Written instruction: Type out every line below exactly as it reads.

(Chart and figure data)
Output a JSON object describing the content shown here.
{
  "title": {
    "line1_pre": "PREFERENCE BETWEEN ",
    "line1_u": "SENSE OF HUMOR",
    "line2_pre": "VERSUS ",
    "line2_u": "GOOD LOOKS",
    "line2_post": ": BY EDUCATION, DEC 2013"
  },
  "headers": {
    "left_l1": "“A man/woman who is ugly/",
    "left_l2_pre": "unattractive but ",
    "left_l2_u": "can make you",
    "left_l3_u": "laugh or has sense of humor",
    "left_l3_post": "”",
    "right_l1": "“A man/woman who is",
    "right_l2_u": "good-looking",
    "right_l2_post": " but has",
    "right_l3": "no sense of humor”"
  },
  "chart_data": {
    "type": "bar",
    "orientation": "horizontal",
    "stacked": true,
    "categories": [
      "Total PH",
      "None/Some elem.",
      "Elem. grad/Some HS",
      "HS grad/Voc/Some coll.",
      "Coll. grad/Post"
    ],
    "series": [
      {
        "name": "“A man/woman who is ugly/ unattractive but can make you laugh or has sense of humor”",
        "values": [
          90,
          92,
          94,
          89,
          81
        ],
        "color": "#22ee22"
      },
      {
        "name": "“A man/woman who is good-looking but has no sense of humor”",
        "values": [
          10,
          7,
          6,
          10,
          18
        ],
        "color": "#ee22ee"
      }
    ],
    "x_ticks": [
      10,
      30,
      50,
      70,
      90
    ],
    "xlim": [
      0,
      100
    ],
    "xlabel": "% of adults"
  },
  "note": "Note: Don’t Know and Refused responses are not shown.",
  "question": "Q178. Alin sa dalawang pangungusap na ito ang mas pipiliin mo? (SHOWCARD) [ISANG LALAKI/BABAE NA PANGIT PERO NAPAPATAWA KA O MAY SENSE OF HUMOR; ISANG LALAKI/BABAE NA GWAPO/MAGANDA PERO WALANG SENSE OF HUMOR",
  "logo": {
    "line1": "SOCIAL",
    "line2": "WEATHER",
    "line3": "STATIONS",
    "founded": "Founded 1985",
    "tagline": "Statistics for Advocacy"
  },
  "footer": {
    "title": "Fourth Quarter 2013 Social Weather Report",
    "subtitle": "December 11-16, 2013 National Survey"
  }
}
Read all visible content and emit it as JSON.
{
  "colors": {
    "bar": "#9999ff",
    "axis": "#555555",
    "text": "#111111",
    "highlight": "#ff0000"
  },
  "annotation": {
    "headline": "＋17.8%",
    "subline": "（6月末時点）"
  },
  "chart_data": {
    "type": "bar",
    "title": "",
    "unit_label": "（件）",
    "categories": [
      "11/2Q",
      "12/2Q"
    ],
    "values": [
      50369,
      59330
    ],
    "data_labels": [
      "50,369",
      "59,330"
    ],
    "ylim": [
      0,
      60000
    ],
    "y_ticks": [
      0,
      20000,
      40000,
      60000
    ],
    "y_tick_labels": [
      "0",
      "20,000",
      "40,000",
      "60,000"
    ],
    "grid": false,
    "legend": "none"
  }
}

Task output:
Output a JSON object describing the content shown here.
{
  "title": {
    "line1_pre": "PREFERENCE BETWEEN ",
    "line1_u": "SENSE OF HUMOR",
    "line2_pre": "VERSUS ",
    "line2_u": "GOOD LOOKS",
    "line2_post": ": BY EDUCATION, DEC 2013"
  },
  "headers": {
    "left_l1": "“A man/woman who is ugly/",
    "left_l2_pre": "unattractive but ",
    "left_l2_u": "can make you",
    "left_l3_u": "laugh or has sense of humor",
    "left_l3_post": "”",
    "right_l1": "“A man/woman who is",
    "right_l2_u": "good-looking",
    "right_l2_post": " but has",
    "right_l3": "no sense of humor”"
  },
  "chart_data": {
    "type": "bar",
    "orientation": "horizontal",
    "stacked": true,
    "categories": [
      "Total PH",
      "None/Some elem.",
      "Elem. grad/Some HS",
      "HS grad/Voc/Some coll.",
      "Coll. grad/Post"
    ],
    "series": [
      {
        "name": "“A man/woman who is ugly/ unattractive but can make you laugh or has sense of humor”",
        "values": [
          90,
          92,
          94,
          89,
          81
        ],
        "color": "#22ee22"
      },
      {
        "name": "“A man/woman who is good-looking but has no sense of humor”",
        "values": [
          10,
          7,
          6,
          10,
          18
        ],
        "color": "#ee22ee"
      }
    ],
    "x_ticks": [
      10,
      30,
      50,
      70,
      90
    ],
    "xlim": [
      0,
      100
    ],
    "xlabel": "% of adults"
  },
  "note": "Note: Don’t Know and Refused responses are not shown.",
  "question": "Q178. Alin sa dalawang pangungusap na ito ang mas pipiliin mo? (SHOWCARD) [ISANG LALAKI/BABAE NA PANGIT PERO NAPAPATAWA KA O MAY SENSE OF HUMOR; ISANG LALAKI/BABAE NA GWAPO/MAGANDA PERO WALANG SENSE OF HUMOR",
  "logo": {
    "line1": "SOCIAL",
    "line2": "WEATHER",
    "line3": "STATIONS",
    "founded": "Founded 1985",
    "tagline": "Statistics for Advocacy"
  },
  "footer": {
    "title": "Fourth Quarter 2013 Social Weather Report",
    "subtitle": "December 11-16, 2013 National Survey"
  }
}
Read all visible content and emit it as JSON.
{
  "colors": {
    "bar": "#9999ff",
    "axis": "#555555",
    "text": "#111111",
    "highlight": "#ff0000"
  },
  "annotation": {
    "headline": "＋17.8%",
    "subline": "（6月末時点）"
  },
  "chart_data": {
    "type": "bar",
    "title": "",
    "unit_label": "（件）",
    "categories": [
      "11/2Q",
      "12/2Q"
    ],
    "values": [
      50369,
      59330
    ],
    "data_labels": [
      "50,369",
      "59,330"
    ],
    "ylim": [
      0,
      60000
    ],
    "y_ticks": [
      0,
      20000,
      40000,
      60000
    ],
    "y_tick_labels": [
      "0",
      "20,000",
      "40,000",
      "60,000"
    ],
    "grid": false,
    "legend": "none"
  }
}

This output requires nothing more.